# WRITTEN EXERCISE:
Show each line of the data below that has the string "with" in it.

[Saved entries]
• • • • •

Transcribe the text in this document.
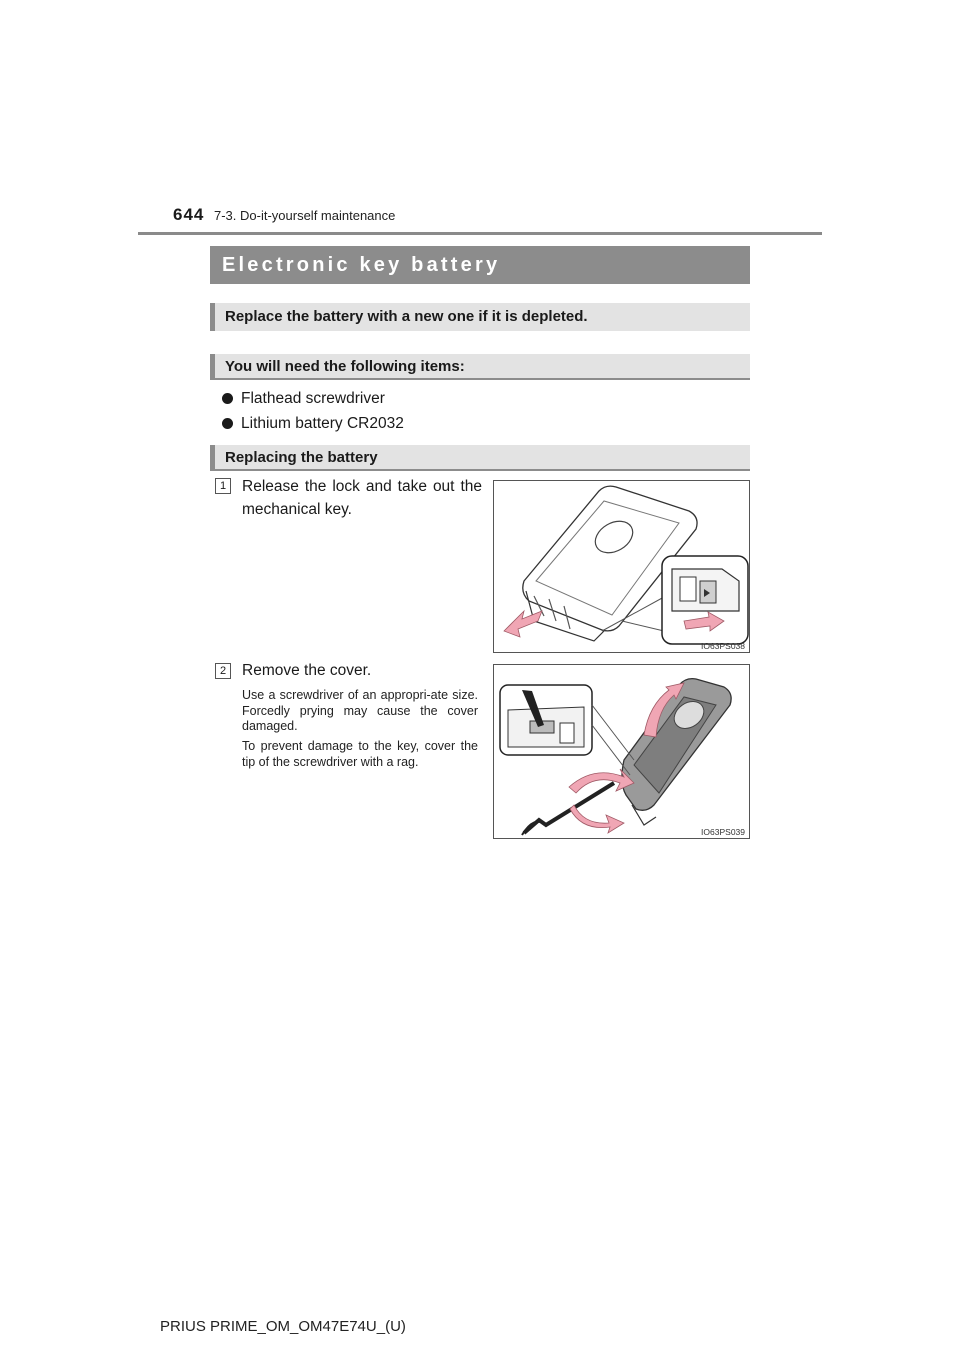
644 7-3. Do-it-yourself maintenance
Electronic key battery
Replace the battery with a new one if it is depleted.
You will need the following items:
Flathead screwdriver
Lithium battery CR2032
Replacing the battery
1	Release the lock and take out the mechanical key.
IO63PS038
2	Remove the cover.
Use a screwdriver of an appropri-ate size. Forcedly prying may cause the cover damaged.
To prevent damage to the key, cover the tip of the screwdriver with a rag.
IO63PS039
PRIUS PRIME_OM_OM47E74U_(U)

• • • • •

# EXPECTED OUTPUT:
Replace the battery with a new one if it is depleted.
To prevent damage to the key, cover the tip of the screwdriver with a rag.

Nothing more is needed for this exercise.